**Exercise instructions**
Show all lines from the data that include the word "color".

Collected data entries
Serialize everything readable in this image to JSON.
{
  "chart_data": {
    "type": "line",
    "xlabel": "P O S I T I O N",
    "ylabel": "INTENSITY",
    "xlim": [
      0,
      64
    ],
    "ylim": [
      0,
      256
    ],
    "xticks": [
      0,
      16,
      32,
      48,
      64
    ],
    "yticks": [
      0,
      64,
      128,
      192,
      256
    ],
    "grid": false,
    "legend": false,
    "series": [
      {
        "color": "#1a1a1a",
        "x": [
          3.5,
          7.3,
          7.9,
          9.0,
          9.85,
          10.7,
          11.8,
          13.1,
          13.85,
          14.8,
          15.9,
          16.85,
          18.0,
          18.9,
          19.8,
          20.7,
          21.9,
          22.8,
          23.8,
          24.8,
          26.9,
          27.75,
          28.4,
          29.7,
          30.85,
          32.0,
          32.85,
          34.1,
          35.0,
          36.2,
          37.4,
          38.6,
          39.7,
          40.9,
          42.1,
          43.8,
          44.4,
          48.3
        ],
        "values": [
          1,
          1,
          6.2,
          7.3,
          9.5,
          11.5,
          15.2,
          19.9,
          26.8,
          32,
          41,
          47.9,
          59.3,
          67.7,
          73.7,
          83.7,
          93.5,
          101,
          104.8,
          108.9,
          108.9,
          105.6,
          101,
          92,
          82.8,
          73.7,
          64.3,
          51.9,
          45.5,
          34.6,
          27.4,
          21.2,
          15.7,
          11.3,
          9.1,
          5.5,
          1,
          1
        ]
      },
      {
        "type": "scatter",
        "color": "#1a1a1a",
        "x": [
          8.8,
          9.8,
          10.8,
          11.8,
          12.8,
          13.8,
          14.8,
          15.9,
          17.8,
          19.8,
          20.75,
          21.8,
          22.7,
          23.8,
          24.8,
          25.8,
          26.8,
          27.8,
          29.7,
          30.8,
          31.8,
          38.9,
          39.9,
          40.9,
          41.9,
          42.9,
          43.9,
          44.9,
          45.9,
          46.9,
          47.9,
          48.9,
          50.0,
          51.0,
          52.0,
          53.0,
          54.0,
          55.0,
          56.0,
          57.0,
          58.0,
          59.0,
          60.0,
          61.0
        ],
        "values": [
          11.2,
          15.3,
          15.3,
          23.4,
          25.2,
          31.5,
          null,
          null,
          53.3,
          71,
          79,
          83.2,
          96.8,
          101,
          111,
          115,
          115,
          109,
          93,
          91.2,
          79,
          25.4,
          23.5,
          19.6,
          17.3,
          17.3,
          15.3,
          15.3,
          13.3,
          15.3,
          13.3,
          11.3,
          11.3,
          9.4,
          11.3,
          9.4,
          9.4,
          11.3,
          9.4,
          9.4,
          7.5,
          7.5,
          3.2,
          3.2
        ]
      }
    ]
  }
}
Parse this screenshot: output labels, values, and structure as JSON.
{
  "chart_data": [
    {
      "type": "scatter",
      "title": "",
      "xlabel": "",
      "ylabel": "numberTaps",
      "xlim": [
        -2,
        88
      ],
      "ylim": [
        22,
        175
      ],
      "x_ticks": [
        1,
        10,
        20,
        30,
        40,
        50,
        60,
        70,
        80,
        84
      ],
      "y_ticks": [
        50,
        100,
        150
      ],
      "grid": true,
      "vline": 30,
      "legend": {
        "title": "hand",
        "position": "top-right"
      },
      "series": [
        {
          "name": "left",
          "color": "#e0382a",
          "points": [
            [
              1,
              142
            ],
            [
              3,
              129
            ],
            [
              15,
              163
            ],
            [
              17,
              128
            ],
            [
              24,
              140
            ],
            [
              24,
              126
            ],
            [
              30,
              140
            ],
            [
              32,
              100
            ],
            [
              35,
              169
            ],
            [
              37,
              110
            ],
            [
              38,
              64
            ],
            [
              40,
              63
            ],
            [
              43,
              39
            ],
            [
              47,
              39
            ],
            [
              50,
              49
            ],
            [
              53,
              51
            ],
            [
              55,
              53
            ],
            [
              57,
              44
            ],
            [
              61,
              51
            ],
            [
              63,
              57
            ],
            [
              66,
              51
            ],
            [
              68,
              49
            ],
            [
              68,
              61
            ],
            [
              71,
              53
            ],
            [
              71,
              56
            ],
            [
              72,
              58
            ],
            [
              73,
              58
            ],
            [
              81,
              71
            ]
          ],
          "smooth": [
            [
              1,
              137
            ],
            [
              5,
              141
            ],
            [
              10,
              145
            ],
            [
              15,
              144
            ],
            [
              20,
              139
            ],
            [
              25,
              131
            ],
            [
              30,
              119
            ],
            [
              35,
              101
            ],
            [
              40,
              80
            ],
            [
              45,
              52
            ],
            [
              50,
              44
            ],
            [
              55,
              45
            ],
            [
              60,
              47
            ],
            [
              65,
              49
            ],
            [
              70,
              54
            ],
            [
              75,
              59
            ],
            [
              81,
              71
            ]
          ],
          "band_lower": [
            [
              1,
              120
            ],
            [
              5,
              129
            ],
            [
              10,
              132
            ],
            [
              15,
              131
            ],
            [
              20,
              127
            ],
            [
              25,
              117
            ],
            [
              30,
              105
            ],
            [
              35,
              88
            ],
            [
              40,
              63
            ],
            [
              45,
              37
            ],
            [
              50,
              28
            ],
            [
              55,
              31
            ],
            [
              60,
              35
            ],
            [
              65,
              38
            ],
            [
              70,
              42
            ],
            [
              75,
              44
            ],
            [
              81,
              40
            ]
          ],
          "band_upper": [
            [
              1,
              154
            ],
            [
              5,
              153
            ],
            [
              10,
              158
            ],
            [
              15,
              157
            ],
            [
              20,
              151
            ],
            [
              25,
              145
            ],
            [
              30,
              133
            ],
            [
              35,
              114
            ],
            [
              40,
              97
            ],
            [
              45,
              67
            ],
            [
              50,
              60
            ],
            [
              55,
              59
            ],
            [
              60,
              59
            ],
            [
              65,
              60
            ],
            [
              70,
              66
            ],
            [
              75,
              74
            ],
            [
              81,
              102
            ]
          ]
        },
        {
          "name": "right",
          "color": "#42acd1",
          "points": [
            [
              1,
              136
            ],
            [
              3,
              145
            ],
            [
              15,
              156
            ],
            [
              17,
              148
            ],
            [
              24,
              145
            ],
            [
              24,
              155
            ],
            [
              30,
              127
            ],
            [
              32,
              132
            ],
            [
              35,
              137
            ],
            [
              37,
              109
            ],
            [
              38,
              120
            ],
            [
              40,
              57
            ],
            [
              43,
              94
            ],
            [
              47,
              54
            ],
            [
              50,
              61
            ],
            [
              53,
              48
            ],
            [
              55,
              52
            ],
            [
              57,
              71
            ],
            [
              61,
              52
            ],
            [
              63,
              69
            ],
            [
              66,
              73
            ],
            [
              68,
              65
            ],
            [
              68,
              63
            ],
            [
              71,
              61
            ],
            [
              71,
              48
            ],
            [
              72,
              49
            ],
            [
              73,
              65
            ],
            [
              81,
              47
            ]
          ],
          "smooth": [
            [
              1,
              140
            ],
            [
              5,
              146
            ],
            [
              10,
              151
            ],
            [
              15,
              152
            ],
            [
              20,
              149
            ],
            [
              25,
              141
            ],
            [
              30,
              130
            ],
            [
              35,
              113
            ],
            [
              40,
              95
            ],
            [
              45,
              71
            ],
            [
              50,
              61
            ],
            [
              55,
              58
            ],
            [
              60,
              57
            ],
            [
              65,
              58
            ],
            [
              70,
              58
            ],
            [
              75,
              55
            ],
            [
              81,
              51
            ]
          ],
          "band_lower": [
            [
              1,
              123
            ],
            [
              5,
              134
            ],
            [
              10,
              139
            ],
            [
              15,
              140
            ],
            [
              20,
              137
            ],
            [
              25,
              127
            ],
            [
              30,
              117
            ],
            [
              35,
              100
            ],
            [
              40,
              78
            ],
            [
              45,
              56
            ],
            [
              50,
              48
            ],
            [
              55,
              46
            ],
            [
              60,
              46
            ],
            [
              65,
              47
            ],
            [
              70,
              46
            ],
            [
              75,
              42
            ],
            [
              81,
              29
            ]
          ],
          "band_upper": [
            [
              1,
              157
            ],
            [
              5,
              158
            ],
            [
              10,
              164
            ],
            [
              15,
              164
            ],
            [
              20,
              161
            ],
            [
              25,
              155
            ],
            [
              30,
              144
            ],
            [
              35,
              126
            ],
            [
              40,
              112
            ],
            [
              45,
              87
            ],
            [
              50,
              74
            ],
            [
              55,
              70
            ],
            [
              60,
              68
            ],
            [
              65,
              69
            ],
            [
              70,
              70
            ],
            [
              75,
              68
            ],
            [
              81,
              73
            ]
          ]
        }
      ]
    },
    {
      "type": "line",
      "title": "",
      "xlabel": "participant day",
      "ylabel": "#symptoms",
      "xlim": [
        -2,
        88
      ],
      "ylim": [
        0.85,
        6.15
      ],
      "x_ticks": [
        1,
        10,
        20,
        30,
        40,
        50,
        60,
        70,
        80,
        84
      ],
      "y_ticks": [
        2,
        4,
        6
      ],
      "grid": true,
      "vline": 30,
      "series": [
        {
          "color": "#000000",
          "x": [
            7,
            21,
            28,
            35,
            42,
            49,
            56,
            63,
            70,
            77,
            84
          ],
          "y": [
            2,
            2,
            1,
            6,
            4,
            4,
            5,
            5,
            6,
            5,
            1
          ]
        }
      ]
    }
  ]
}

**Right answer**
        "color": "#1a1a1a",
        "color": "#1a1a1a",
          "color": "#e0382a",
          "color": "#42acd1",
          "color": "#000000",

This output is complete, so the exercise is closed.